[Lines of data]
▶
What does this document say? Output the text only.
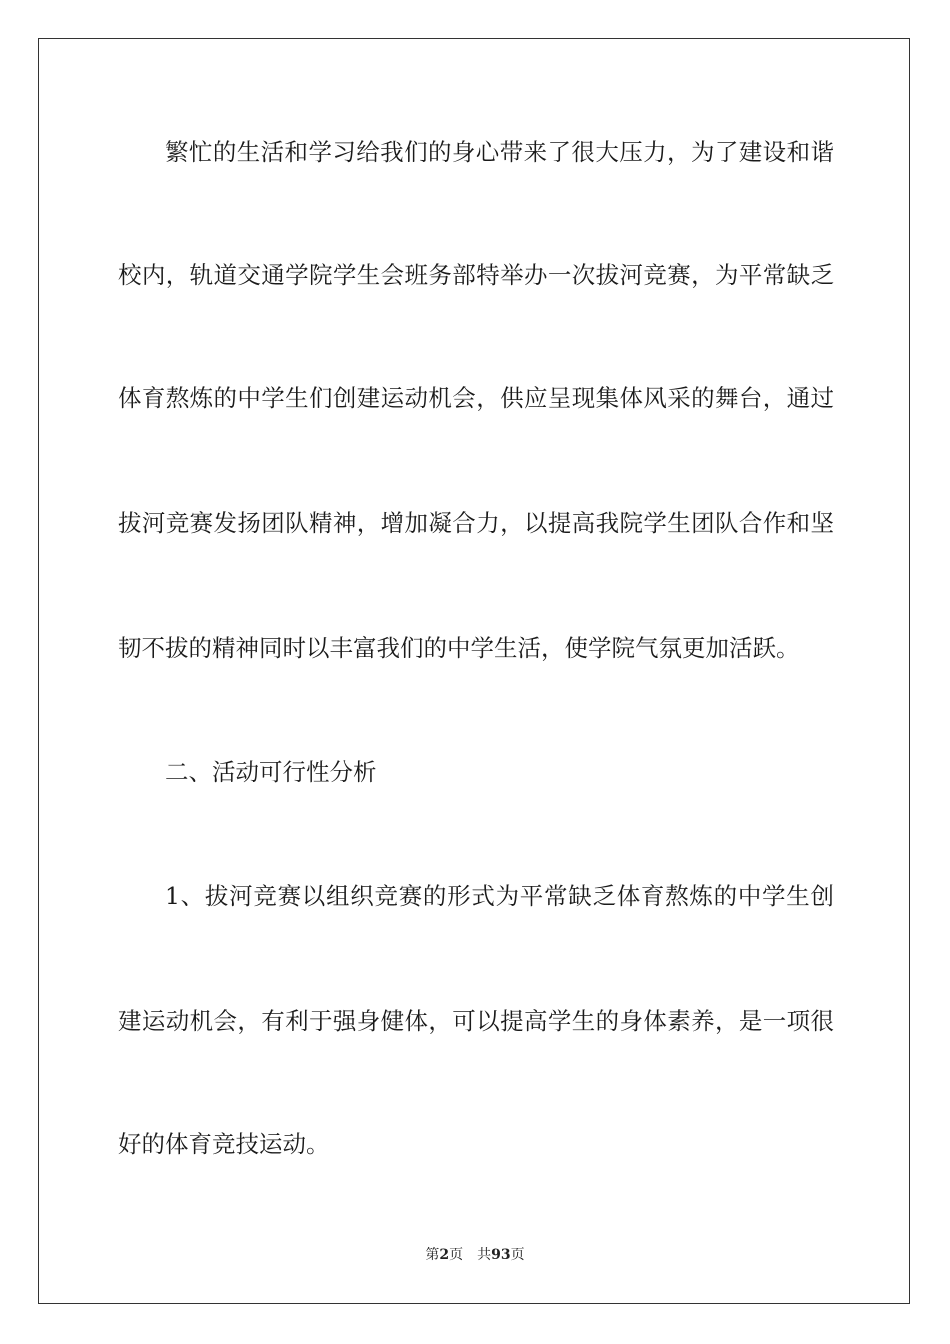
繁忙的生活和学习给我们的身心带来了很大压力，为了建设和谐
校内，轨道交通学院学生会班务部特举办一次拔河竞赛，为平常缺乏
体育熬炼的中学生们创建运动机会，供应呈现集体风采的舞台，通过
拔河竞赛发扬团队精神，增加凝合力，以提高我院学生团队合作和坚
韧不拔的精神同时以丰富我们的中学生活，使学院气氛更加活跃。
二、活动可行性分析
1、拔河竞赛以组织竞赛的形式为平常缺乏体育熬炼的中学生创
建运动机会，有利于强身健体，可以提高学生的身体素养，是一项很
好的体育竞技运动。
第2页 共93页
◀
**EXERCISE BRIEF**
Repeat each entry exactly. Pictures do not belong in the copy.

**SOLUTION TO THIS TASK**
What does this document say? Output the text only.
繁忙的生活和学习给我们的身心带来了很大压力，为了建设和谐
校内，轨道交通学院学生会班务部特举办一次拔河竞赛，为平常缺乏
体育熬炼的中学生们创建运动机会，供应呈现集体风采的舞台，通过
拔河竞赛发扬团队精神，增加凝合力，以提高我院学生团队合作和坚
韧不拔的精神同时以丰富我们的中学生活，使学院气氛更加活跃。
二、活动可行性分析
1、拔河竞赛以组织竞赛的形式为平常缺乏体育熬炼的中学生创
建运动机会，有利于强身健体，可以提高学生的身体素养，是一项很
好的体育竞技运动。
第2页 共93页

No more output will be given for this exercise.